(Dataset records on visual material)
· · · ·

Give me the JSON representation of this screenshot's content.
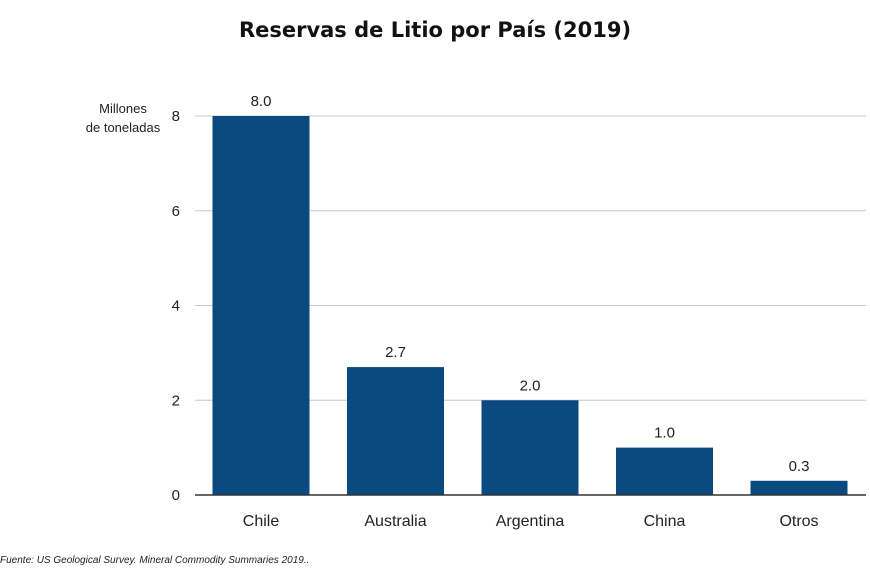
{
  "chart_data": {
    "type": "bar",
    "title": "Reservas de Litio por País (2019)",
    "ylabel_lines": [
      "Millones",
      "de toneladas"
    ],
    "xlabel": "",
    "categories": [
      "Chile",
      "Australia",
      "Argentina",
      "China",
      "Otros"
    ],
    "values": [
      8.0,
      2.7,
      2.0,
      1.0,
      0.3
    ],
    "data_labels": [
      "8.0",
      "2.7",
      "2.0",
      "1.0",
      "0.3"
    ],
    "yticks": [
      0,
      2,
      4,
      6,
      8
    ],
    "ylim": [
      0,
      8
    ],
    "grid": true,
    "bar_color": "#0a4a80",
    "grid_color": "#c8c8c8",
    "axis_color": "#333333",
    "legend": "none"
  },
  "source_note": "Fuente: US Geological Survey. Mineral Commodity Summaries 2019.."
}
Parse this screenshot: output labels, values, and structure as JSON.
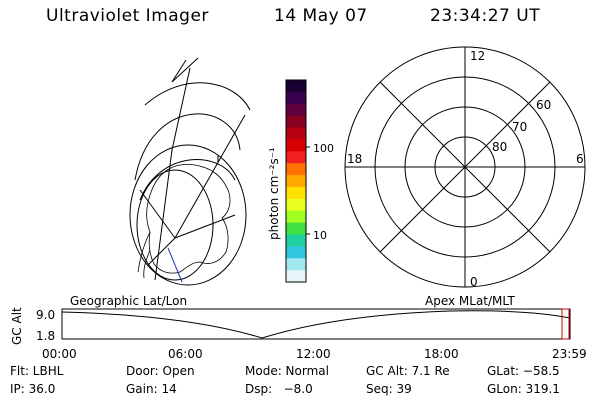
{
  "header": {
    "title": "Ultraviolet Imager",
    "date": "14 May 07",
    "time": "23:34:27 UT"
  },
  "colorbar": {
    "unit_label": "photon cm⁻²s⁻¹",
    "ticks": [
      "100",
      "10"
    ],
    "scale": "log",
    "colors": [
      "#1a0030",
      "#3a0050",
      "#600040",
      "#8a0020",
      "#b40010",
      "#d80000",
      "#f02020",
      "#ff7000",
      "#ffa800",
      "#ffe000",
      "#e8ff20",
      "#a0ff20",
      "#40e040",
      "#20d0a0",
      "#30c8e0",
      "#a0e8f0",
      "#e6f6fa"
    ]
  },
  "polar": {
    "mlt_labels": {
      "top": "12",
      "bottom": "0",
      "left": "18",
      "right": "6"
    },
    "lat_labels": [
      "60",
      "70",
      "80"
    ]
  },
  "timeline": {
    "y_axis_label": "GC Alt",
    "y_ticks": [
      "9.0",
      "1.8"
    ],
    "left_caption": "Geographic Lat/Lon",
    "right_caption": "Apex  MLat/MLT",
    "x_ticks": [
      "00:00",
      "06:00",
      "12:00",
      "18:00",
      "23:59"
    ],
    "marker_color": "#d00000"
  },
  "status": {
    "row1": [
      {
        "key": "flt",
        "text": "Flt: LBHL"
      },
      {
        "key": "door",
        "text": "Door: Open"
      },
      {
        "key": "mode",
        "text": "Mode: Normal"
      },
      {
        "key": "gcalt",
        "text": "GC Alt: 7.1 Re"
      },
      {
        "key": "glat",
        "text": "GLat: −58.5"
      }
    ],
    "row2": [
      {
        "key": "ip",
        "text": "IP: 36.0"
      },
      {
        "key": "gain",
        "text": "Gain: 14"
      },
      {
        "key": "dsp",
        "text": "Dsp:   −8.0"
      },
      {
        "key": "seq",
        "text": "Seq: 39"
      },
      {
        "key": "glon",
        "text": "GLon: 319.1"
      }
    ]
  }
}
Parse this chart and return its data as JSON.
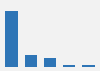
{
  "values": [
    57,
    13,
    10,
    3,
    2
  ],
  "bar_color": "#2e75b6",
  "background_color": "#f2f2f2",
  "ylim": [
    0,
    65
  ],
  "grid_color": "#ffffff",
  "bar_width": 0.65,
  "figsize": [
    1.0,
    0.71
  ],
  "dpi": 100
}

· · · ·

WORK REQUIRED
Write out, exactly, each line from the one containing "Parse this chart and return its data as JSON." down to the final line of the data above. Both of those lines count, and the pictures are left out.

SOLUTION TO THIS TASK
Parse this chart and return its data as JSON.
{
  "values": [
    57,
    13,
    10,
    3,
    2
  ],
  "bar_color": "#2e75b6",
  "background_color": "#f2f2f2",
  "ylim": [
    0,
    65
  ],
  "grid_color": "#ffffff",
  "bar_width": 0.65,
  "figsize": [
    1.0,
    0.71
  ],
  "dpi": 100
}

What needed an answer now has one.